* Start RECORDS FOR THIS EXERCISE *
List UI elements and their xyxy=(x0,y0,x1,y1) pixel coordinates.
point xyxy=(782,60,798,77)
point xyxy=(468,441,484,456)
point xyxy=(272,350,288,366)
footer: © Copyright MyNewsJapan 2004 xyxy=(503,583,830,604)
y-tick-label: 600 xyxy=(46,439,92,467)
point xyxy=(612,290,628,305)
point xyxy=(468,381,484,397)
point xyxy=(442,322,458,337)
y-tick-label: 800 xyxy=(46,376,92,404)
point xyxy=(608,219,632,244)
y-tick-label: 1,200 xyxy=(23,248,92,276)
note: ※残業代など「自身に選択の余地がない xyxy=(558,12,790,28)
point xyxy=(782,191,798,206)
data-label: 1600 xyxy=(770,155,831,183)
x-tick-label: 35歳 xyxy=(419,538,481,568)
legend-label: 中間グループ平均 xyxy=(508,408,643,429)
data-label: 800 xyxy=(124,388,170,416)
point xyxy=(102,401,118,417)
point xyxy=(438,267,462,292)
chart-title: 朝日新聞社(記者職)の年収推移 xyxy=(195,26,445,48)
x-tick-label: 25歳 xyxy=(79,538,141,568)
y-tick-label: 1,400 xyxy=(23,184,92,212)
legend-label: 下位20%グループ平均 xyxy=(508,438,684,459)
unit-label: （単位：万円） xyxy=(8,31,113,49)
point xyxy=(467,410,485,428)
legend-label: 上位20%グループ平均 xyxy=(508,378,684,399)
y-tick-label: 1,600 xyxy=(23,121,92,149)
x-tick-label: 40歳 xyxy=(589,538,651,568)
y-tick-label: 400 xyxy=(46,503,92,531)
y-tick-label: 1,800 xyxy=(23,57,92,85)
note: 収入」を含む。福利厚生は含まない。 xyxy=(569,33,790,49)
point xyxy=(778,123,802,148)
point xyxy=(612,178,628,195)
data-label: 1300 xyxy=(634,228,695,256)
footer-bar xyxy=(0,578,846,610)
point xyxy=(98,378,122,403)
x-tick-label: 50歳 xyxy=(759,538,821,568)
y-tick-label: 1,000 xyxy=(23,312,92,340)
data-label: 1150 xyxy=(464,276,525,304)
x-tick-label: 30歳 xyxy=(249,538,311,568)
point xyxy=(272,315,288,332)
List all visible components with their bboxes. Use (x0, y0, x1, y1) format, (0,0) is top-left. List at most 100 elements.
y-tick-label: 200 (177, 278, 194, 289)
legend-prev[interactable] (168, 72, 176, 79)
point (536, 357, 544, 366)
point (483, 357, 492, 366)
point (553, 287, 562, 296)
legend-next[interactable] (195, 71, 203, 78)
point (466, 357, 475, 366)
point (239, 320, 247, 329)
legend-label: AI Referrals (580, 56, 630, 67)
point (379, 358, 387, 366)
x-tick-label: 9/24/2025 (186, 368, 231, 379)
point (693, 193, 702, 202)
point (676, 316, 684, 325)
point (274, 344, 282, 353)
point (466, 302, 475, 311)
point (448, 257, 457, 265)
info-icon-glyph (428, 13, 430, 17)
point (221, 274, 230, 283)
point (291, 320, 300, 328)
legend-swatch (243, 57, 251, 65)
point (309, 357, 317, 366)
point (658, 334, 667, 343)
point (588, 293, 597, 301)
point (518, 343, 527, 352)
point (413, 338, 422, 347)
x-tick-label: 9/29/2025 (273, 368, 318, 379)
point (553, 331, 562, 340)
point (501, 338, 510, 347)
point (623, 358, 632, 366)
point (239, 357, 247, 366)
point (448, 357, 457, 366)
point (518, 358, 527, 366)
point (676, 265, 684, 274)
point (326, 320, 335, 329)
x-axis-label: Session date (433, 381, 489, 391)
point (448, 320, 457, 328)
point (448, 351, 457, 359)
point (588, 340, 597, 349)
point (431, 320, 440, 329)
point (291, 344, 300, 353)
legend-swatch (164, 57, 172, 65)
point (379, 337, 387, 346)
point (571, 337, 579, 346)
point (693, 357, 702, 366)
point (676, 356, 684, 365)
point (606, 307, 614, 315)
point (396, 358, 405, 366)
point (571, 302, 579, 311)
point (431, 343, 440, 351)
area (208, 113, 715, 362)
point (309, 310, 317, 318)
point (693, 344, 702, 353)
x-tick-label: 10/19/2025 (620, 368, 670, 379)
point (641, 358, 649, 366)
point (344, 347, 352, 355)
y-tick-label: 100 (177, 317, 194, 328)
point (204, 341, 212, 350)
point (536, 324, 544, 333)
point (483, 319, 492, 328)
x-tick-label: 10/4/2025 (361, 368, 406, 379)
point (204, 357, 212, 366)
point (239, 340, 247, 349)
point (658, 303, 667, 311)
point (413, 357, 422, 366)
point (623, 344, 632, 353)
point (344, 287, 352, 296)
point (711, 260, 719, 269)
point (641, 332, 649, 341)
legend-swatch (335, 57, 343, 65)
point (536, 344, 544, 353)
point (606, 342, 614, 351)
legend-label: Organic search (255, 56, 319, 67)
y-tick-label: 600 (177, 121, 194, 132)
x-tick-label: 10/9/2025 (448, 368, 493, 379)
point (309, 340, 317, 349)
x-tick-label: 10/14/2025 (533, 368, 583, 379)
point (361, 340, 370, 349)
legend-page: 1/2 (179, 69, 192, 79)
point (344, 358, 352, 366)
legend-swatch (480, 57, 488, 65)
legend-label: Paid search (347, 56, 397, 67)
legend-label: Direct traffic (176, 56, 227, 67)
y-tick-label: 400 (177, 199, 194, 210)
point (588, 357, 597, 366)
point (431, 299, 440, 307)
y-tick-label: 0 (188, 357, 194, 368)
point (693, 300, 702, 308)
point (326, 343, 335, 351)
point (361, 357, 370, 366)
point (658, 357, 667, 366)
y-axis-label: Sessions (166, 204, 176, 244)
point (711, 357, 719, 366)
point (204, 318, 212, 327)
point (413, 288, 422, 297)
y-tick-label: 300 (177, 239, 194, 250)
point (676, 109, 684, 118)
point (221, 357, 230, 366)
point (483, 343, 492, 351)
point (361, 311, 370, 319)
* End RECORDS FOR THIS EXERCISE *
_STATED PROBLEM_
Quote the rows word for word, from the first row up to and including the row containing "legend-label: 上位20%グループ平均 xyxy=(508,378,684,399)".

_RESPONSE FOR THIS EXERCISE_
List UI elements and their xyxy=(x0,y0,x1,y1) pixel coordinates.
point xyxy=(782,60,798,77)
point xyxy=(468,441,484,456)
point xyxy=(272,350,288,366)
footer: © Copyright MyNewsJapan 2004 xyxy=(503,583,830,604)
y-tick-label: 600 xyxy=(46,439,92,467)
point xyxy=(612,290,628,305)
point xyxy=(468,381,484,397)
point xyxy=(442,322,458,337)
y-tick-label: 800 xyxy=(46,376,92,404)
point xyxy=(608,219,632,244)
y-tick-label: 1,200 xyxy=(23,248,92,276)
note: ※残業代など「自身に選択の余地がない xyxy=(558,12,790,28)
point xyxy=(782,191,798,206)
data-label: 1600 xyxy=(770,155,831,183)
x-tick-label: 35歳 xyxy=(419,538,481,568)
legend-label: 中間グループ平均 xyxy=(508,408,643,429)
data-label: 800 xyxy=(124,388,170,416)
point xyxy=(102,401,118,417)
point xyxy=(438,267,462,292)
chart-title: 朝日新聞社(記者職)の年収推移 xyxy=(195,26,445,48)
x-tick-label: 25歳 xyxy=(79,538,141,568)
y-tick-label: 1,400 xyxy=(23,184,92,212)
legend-label: 下位20%グループ平均 xyxy=(508,438,684,459)
unit-label: （単位：万円） xyxy=(8,31,113,49)
point xyxy=(467,410,485,428)
legend-label: 上位20%グループ平均 xyxy=(508,378,684,399)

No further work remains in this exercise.